-- Begin --

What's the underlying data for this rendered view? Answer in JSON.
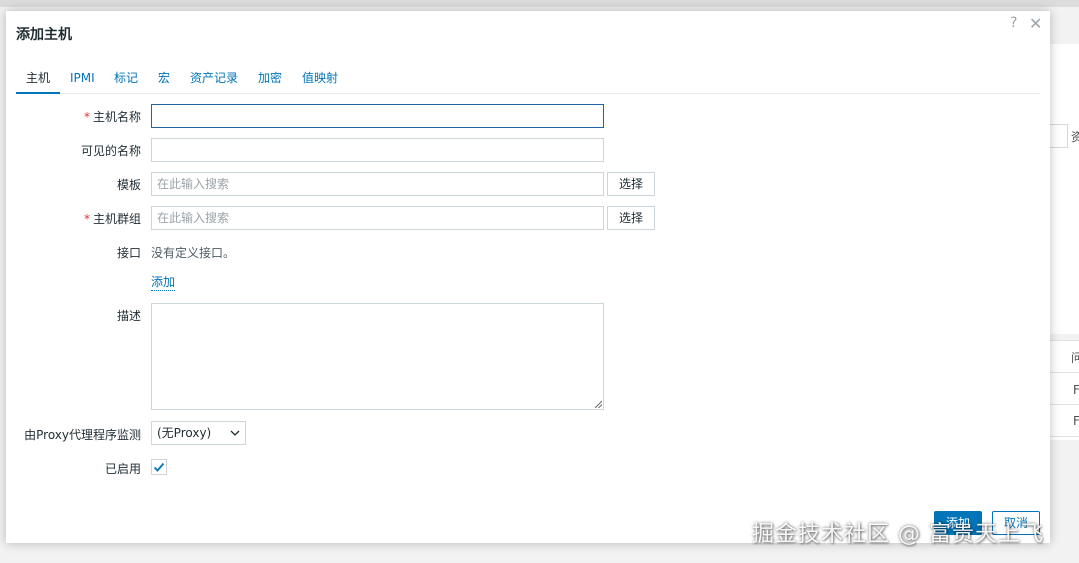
{
  "dialog": {
    "title": "添加主机",
    "help_icon": "?",
    "close_icon": "✕"
  },
  "tabs": [
    {
      "label": "主机",
      "active": true
    },
    {
      "label": "IPMI",
      "active": false
    },
    {
      "label": "标记",
      "active": false
    },
    {
      "label": "宏",
      "active": false
    },
    {
      "label": "资产记录",
      "active": false
    },
    {
      "label": "加密",
      "active": false
    },
    {
      "label": "值映射",
      "active": false
    }
  ],
  "form": {
    "required_mark": "*",
    "host_name": {
      "label": "主机名称",
      "value": ""
    },
    "visible_name": {
      "label": "可见的名称",
      "value": ""
    },
    "templates": {
      "label": "模板",
      "placeholder": "在此输入搜索",
      "button": "选择"
    },
    "host_groups": {
      "label": "主机群组",
      "placeholder": "在此输入搜索",
      "button": "选择"
    },
    "interfaces": {
      "label": "接口",
      "empty_text": "没有定义接口。",
      "add_link": "添加"
    },
    "description": {
      "label": "描述",
      "value": ""
    },
    "proxy": {
      "label": "由Proxy代理程序监测",
      "selected": "(无Proxy)"
    },
    "enabled": {
      "label": "已启用",
      "checked": true
    }
  },
  "footer": {
    "add_button": "添加",
    "cancel_button": "取消"
  },
  "background": {
    "fragments": [
      "资",
      "问",
      "F",
      "F"
    ]
  },
  "watermark": "掘金技术社区 @ 富贵天上飞",
  "colors": {
    "accent": "#0275b8",
    "required": "#e33734",
    "focus_border": "#1f65a6"
  }
}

-- End --

- _TASK GOAL_
Give an exact reproduction of every line, leaving out any picture.

- _TASK SOLUTION_
What's the underlying data for this rendered view? Answer in JSON.
{
  "dialog": {
    "title": "添加主机",
    "help_icon": "?",
    "close_icon": "✕"
  },
  "tabs": [
    {
      "label": "主机",
      "active": true
    },
    {
      "label": "IPMI",
      "active": false
    },
    {
      "label": "标记",
      "active": false
    },
    {
      "label": "宏",
      "active": false
    },
    {
      "label": "资产记录",
      "active": false
    },
    {
      "label": "加密",
      "active": false
    },
    {
      "label": "值映射",
      "active": false
    }
  ],
  "form": {
    "required_mark": "*",
    "host_name": {
      "label": "主机名称",
      "value": ""
    },
    "visible_name": {
      "label": "可见的名称",
      "value": ""
    },
    "templates": {
      "label": "模板",
      "placeholder": "在此输入搜索",
      "button": "选择"
    },
    "host_groups": {
      "label": "主机群组",
      "placeholder": "在此输入搜索",
      "button": "选择"
    },
    "interfaces": {
      "label": "接口",
      "empty_text": "没有定义接口。",
      "add_link": "添加"
    },
    "description": {
      "label": "描述",
      "value": ""
    },
    "proxy": {
      "label": "由Proxy代理程序监测",
      "selected": "(无Proxy)"
    },
    "enabled": {
      "label": "已启用",
      "checked": true
    }
  },
  "footer": {
    "add_button": "添加",
    "cancel_button": "取消"
  },
  "background": {
    "fragments": [
      "资",
      "问",
      "F",
      "F"
    ]
  },
  "watermark": "掘金技术社区 @ 富贵天上飞",
  "colors": {
    "accent": "#0275b8",
    "required": "#e33734",
    "focus_border": "#1f65a6"
  }
}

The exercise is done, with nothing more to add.